▸ **WORK INSTRUCTIONS**
Extract the full listing verbatim and drop any pictures from your copy.

▸ **RECORDS SUPPLIED**
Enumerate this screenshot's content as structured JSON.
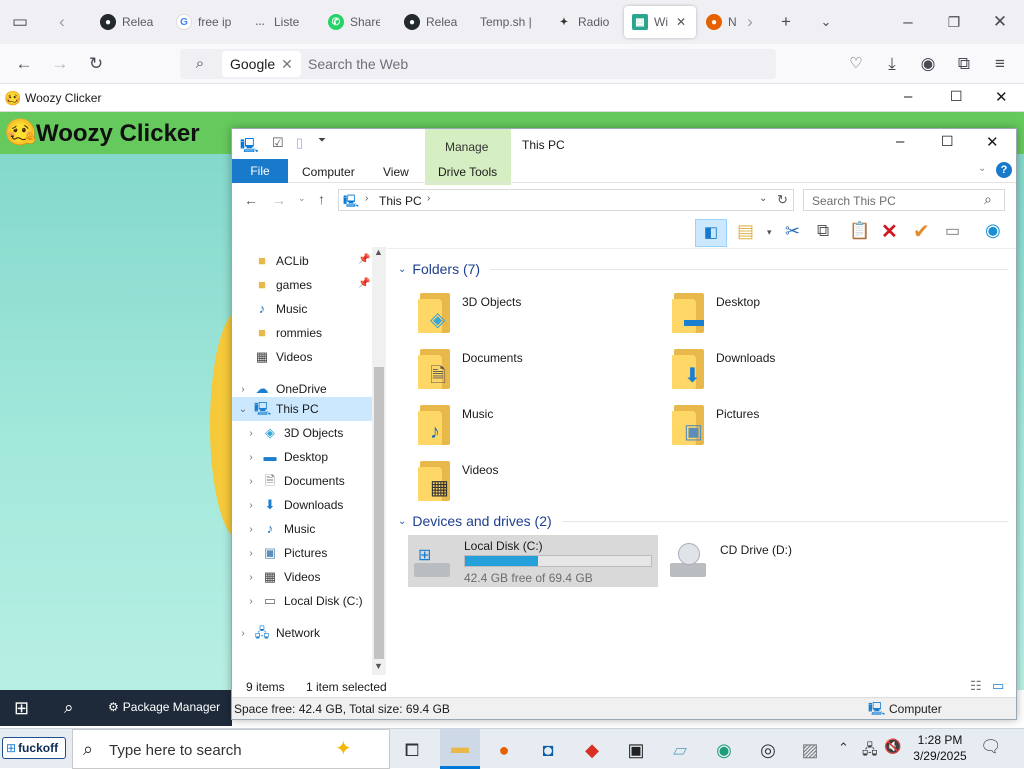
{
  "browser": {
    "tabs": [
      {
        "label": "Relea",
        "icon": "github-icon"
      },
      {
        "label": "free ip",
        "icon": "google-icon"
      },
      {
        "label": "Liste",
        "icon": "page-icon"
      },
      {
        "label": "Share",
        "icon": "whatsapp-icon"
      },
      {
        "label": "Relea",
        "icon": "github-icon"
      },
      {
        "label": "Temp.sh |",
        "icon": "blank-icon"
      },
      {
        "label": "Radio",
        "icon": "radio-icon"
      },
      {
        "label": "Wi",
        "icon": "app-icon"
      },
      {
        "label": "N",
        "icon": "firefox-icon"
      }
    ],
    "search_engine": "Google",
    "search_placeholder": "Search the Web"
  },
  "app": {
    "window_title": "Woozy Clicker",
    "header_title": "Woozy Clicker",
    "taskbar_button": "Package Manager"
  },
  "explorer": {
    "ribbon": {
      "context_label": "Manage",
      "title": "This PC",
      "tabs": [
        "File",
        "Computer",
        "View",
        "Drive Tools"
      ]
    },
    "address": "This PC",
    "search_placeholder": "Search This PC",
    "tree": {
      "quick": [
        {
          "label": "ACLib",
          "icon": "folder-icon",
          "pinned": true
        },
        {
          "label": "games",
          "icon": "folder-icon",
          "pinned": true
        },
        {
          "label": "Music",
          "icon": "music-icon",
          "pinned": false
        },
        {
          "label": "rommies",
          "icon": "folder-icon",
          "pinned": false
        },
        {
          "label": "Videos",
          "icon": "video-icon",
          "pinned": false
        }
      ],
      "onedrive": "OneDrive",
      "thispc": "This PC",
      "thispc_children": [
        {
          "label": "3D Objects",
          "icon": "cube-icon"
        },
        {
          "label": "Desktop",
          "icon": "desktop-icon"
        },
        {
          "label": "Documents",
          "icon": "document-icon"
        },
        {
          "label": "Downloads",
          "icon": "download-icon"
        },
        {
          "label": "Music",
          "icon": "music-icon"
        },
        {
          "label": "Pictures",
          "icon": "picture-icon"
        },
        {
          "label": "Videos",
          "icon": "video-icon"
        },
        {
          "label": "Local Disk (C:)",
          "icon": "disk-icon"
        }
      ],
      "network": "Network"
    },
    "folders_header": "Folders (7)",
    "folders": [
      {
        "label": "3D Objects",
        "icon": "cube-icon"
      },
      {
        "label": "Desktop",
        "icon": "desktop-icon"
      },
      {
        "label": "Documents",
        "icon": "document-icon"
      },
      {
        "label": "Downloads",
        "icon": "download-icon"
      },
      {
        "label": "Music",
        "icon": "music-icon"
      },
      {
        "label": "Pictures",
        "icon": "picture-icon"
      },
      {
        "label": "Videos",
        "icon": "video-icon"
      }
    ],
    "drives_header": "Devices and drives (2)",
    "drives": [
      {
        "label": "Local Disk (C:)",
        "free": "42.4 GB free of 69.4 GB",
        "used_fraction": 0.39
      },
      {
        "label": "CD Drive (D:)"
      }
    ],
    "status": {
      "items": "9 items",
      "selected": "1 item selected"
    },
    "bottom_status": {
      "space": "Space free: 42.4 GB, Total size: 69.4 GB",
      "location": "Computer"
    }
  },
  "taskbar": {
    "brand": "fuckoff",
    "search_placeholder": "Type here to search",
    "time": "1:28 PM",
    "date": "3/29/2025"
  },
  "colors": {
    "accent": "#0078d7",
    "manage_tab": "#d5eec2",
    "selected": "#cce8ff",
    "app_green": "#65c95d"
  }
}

▸ **OUTPUT FOR THIS EXERCISE**
Enumerate this screenshot's content as structured JSON.
{
  "browser": {
    "tabs": [
      {
        "label": "Relea",
        "icon": "github-icon"
      },
      {
        "label": "free ip",
        "icon": "google-icon"
      },
      {
        "label": "Liste",
        "icon": "page-icon"
      },
      {
        "label": "Share",
        "icon": "whatsapp-icon"
      },
      {
        "label": "Relea",
        "icon": "github-icon"
      },
      {
        "label": "Temp.sh |",
        "icon": "blank-icon"
      },
      {
        "label": "Radio",
        "icon": "radio-icon"
      },
      {
        "label": "Wi",
        "icon": "app-icon"
      },
      {
        "label": "N",
        "icon": "firefox-icon"
      }
    ],
    "search_engine": "Google",
    "search_placeholder": "Search the Web"
  },
  "app": {
    "window_title": "Woozy Clicker",
    "header_title": "Woozy Clicker",
    "taskbar_button": "Package Manager"
  },
  "explorer": {
    "ribbon": {
      "context_label": "Manage",
      "title": "This PC",
      "tabs": [
        "File",
        "Computer",
        "View",
        "Drive Tools"
      ]
    },
    "address": "This PC",
    "search_placeholder": "Search This PC",
    "tree": {
      "quick": [
        {
          "label": "ACLib",
          "icon": "folder-icon",
          "pinned": true
        },
        {
          "label": "games",
          "icon": "folder-icon",
          "pinned": true
        },
        {
          "label": "Music",
          "icon": "music-icon",
          "pinned": false
        },
        {
          "label": "rommies",
          "icon": "folder-icon",
          "pinned": false
        },
        {
          "label": "Videos",
          "icon": "video-icon",
          "pinned": false
        }
      ],
      "onedrive": "OneDrive",
      "thispc": "This PC",
      "thispc_children": [
        {
          "label": "3D Objects",
          "icon": "cube-icon"
        },
        {
          "label": "Desktop",
          "icon": "desktop-icon"
        },
        {
          "label": "Documents",
          "icon": "document-icon"
        },
        {
          "label": "Downloads",
          "icon": "download-icon"
        },
        {
          "label": "Music",
          "icon": "music-icon"
        },
        {
          "label": "Pictures",
          "icon": "picture-icon"
        },
        {
          "label": "Videos",
          "icon": "video-icon"
        },
        {
          "label": "Local Disk (C:)",
          "icon": "disk-icon"
        }
      ],
      "network": "Network"
    },
    "folders_header": "Folders (7)",
    "folders": [
      {
        "label": "3D Objects",
        "icon": "cube-icon"
      },
      {
        "label": "Desktop",
        "icon": "desktop-icon"
      },
      {
        "label": "Documents",
        "icon": "document-icon"
      },
      {
        "label": "Downloads",
        "icon": "download-icon"
      },
      {
        "label": "Music",
        "icon": "music-icon"
      },
      {
        "label": "Pictures",
        "icon": "picture-icon"
      },
      {
        "label": "Videos",
        "icon": "video-icon"
      }
    ],
    "drives_header": "Devices and drives (2)",
    "drives": [
      {
        "label": "Local Disk (C:)",
        "free": "42.4 GB free of 69.4 GB",
        "used_fraction": 0.39
      },
      {
        "label": "CD Drive (D:)"
      }
    ],
    "status": {
      "items": "9 items",
      "selected": "1 item selected"
    },
    "bottom_status": {
      "space": "Space free: 42.4 GB, Total size: 69.4 GB",
      "location": "Computer"
    }
  },
  "taskbar": {
    "brand": "fuckoff",
    "search_placeholder": "Type here to search",
    "time": "1:28 PM",
    "date": "3/29/2025"
  },
  "colors": {
    "accent": "#0078d7",
    "manage_tab": "#d5eec2",
    "selected": "#cce8ff",
    "app_green": "#65c95d"
  }
}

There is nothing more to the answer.